▸ AIM:
Each line that holds the word "معنی" counts once; give the total number of such lines and nothing else.

[START OF MATERIAL FOR THIS EXERCISE]

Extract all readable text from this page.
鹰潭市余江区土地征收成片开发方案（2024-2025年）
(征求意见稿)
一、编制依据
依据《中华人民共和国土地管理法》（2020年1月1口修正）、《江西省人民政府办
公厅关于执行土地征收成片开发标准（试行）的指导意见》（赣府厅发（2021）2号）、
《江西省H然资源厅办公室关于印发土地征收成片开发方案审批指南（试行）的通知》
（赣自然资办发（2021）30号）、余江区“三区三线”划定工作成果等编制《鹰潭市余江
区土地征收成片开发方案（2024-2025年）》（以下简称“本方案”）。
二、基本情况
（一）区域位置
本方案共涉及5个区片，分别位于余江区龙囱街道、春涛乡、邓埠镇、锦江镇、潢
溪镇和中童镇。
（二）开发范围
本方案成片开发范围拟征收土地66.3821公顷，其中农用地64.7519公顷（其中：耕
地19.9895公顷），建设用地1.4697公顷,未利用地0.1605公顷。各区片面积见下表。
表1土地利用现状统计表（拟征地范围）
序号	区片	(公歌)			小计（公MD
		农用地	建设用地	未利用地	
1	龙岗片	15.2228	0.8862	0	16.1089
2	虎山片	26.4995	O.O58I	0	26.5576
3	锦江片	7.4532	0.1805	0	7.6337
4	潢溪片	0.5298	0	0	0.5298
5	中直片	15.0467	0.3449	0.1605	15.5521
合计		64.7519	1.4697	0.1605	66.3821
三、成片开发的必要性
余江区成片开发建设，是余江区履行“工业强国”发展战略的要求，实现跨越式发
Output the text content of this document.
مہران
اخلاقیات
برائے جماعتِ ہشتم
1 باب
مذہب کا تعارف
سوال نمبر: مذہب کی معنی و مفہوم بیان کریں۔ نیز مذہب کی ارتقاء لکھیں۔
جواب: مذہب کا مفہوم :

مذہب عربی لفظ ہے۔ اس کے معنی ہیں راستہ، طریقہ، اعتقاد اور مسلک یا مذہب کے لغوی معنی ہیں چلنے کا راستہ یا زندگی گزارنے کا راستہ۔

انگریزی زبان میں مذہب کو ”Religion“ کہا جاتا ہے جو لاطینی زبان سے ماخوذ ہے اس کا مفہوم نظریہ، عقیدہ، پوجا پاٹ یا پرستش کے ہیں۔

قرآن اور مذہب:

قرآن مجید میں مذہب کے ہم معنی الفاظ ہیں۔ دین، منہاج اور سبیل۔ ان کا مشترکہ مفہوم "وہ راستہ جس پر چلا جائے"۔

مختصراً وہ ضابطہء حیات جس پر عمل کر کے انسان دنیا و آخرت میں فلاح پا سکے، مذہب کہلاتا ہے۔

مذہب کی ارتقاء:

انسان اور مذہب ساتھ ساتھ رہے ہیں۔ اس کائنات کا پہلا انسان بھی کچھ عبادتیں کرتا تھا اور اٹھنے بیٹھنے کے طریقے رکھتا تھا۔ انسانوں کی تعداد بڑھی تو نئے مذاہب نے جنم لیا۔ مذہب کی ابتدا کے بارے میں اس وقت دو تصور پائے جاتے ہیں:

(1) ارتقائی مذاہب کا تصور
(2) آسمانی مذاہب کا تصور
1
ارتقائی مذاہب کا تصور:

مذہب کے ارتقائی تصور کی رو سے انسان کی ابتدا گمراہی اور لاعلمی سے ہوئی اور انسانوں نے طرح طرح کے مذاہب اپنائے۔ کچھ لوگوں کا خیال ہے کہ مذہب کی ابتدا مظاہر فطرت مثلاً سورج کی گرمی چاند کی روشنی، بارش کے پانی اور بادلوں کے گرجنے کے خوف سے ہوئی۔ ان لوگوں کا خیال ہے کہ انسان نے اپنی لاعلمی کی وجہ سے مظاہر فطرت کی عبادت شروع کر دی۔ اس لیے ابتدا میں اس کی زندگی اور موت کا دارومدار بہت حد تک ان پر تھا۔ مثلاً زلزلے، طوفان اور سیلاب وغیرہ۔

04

[END OF MATERIAL FOR THIS EXERCISE]

▸ COMPLETE ANSWER:
3